_Items listed in a dataset:_
--- begin ---
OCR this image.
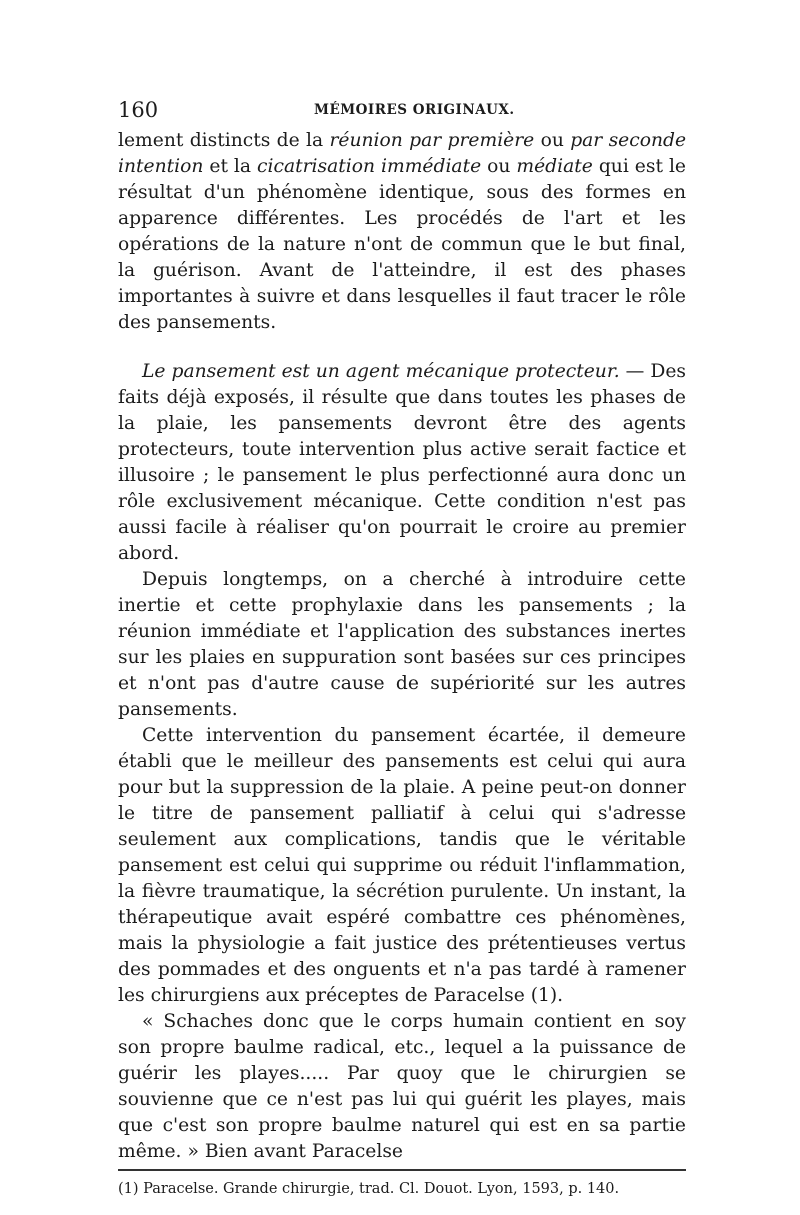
160	MÉMOIRES ORIGINAUX.

lement distincts de la réunion par première ou par seconde intention et la cicatrisation immédiate ou médiate qui est le résultat d'un phénomène identique, sous des formes en apparence différentes. Les procédés de l'art et les opérations de la nature n'ont de commun que le but final, la guérison. Avant de l'atteindre, il est des phases importantes à suivre et dans lesquelles il faut tracer le rôle des pansements.

Le pansement est un agent mécanique protecteur. — Des faits déjà exposés, il résulte que dans toutes les phases de la plaie, les pansements devront être des agents protecteurs, toute intervention plus active serait factice et illusoire ; le pansement le plus perfectionné aura donc un rôle exclusivement mécanique. Cette condition n'est pas aussi facile à réaliser qu'on pourrait le croire au premier abord.

Depuis longtemps, on a cherché à introduire cette inertie et cette prophylaxie dans les pansements ; la réunion immédiate et l'application des substances inertes sur les plaies en suppuration sont basées sur ces principes et n'ont pas d'autre cause de supériorité sur les autres pansements.

Cette intervention du pansement écartée, il demeure établi que le meilleur des pansements est celui qui aura pour but la suppression de la plaie. A peine peut-on donner le titre de pansement palliatif à celui qui s'adresse seulement aux complications, tandis que le véritable pansement est celui qui supprime ou réduit l'inflammation, la fièvre traumatique, la sécrétion purulente. Un instant, la thérapeutique avait espéré combattre ces phénomènes, mais la physiologie a fait justice des prétentieuses vertus des pommades et des onguents et n'a pas tardé à ramener les chirurgiens aux préceptes de Paracelse (1).

« Schaches donc que le corps humain contient en soy son propre baulme radical, etc., lequel a la puissance de guérir les playes..... Par quoy que le chirurgien se souvienne que ce n'est pas lui qui guérit les playes, mais que c'est son propre baulme naturel qui est en sa partie même. » Bien avant Paracelse

(1) Paracelse. Grande chirurgie, trad. Cl. Douot. Lyon, 1593, p. 140.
--- end ---
_EXERCISE:_
Each line of the material above either contains the word "réunion" or does not; state how many do, and nothing else.

_RESULT:_
2